* START *

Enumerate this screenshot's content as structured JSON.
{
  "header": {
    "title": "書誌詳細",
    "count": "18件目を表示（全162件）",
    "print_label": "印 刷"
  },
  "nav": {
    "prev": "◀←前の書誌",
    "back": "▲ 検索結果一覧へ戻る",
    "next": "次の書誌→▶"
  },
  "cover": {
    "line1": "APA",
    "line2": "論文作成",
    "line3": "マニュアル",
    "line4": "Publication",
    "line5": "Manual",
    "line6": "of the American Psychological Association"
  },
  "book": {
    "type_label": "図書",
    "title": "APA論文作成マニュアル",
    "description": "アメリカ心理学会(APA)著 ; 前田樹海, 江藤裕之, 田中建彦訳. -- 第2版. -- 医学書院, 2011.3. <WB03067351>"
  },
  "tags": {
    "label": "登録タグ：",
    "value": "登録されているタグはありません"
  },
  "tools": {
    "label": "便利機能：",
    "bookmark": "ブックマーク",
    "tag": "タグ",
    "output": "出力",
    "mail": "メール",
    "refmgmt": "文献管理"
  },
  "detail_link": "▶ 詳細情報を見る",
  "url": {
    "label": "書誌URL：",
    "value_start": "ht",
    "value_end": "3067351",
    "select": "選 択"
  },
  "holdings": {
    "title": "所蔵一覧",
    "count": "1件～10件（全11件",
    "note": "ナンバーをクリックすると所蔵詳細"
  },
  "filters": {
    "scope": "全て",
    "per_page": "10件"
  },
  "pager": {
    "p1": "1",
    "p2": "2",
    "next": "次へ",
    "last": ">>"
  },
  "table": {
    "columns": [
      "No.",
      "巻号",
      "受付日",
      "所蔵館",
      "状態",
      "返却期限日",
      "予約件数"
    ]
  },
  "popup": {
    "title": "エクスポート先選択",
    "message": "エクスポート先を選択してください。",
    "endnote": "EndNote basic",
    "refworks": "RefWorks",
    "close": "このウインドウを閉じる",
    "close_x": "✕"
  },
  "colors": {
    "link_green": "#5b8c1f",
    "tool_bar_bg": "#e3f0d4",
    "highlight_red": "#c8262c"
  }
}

* END *

Reproduce the records above exactly.

Enumerate this screenshot's content as structured JSON.
{
  "header": {
    "title": "書誌詳細",
    "count": "18件目を表示（全162件）",
    "print_label": "印 刷"
  },
  "nav": {
    "prev": "◀←前の書誌",
    "back": "▲ 検索結果一覧へ戻る",
    "next": "次の書誌→▶"
  },
  "cover": {
    "line1": "APA",
    "line2": "論文作成",
    "line3": "マニュアル",
    "line4": "Publication",
    "line5": "Manual",
    "line6": "of the American Psychological Association"
  },
  "book": {
    "type_label": "図書",
    "title": "APA論文作成マニュアル",
    "description": "アメリカ心理学会(APA)著 ; 前田樹海, 江藤裕之, 田中建彦訳. -- 第2版. -- 医学書院, 2011.3. <WB03067351>"
  },
  "tags": {
    "label": "登録タグ：",
    "value": "登録されているタグはありません"
  },
  "tools": {
    "label": "便利機能：",
    "bookmark": "ブックマーク",
    "tag": "タグ",
    "output": "出力",
    "mail": "メール",
    "refmgmt": "文献管理"
  },
  "detail_link": "▶ 詳細情報を見る",
  "url": {
    "label": "書誌URL：",
    "value_start": "ht",
    "value_end": "3067351",
    "select": "選 択"
  },
  "holdings": {
    "title": "所蔵一覧",
    "count": "1件～10件（全11件",
    "note": "ナンバーをクリックすると所蔵詳細"
  },
  "filters": {
    "scope": "全て",
    "per_page": "10件"
  },
  "pager": {
    "p1": "1",
    "p2": "2",
    "next": "次へ",
    "last": ">>"
  },
  "table": {
    "columns": [
      "No.",
      "巻号",
      "受付日",
      "所蔵館",
      "状態",
      "返却期限日",
      "予約件数"
    ]
  },
  "popup": {
    "title": "エクスポート先選択",
    "message": "エクスポート先を選択してください。",
    "endnote": "EndNote basic",
    "refworks": "RefWorks",
    "close": "このウインドウを閉じる",
    "close_x": "✕"
  },
  "colors": {
    "link_green": "#5b8c1f",
    "tool_bar_bg": "#e3f0d4",
    "highlight_red": "#c8262c"
  }
}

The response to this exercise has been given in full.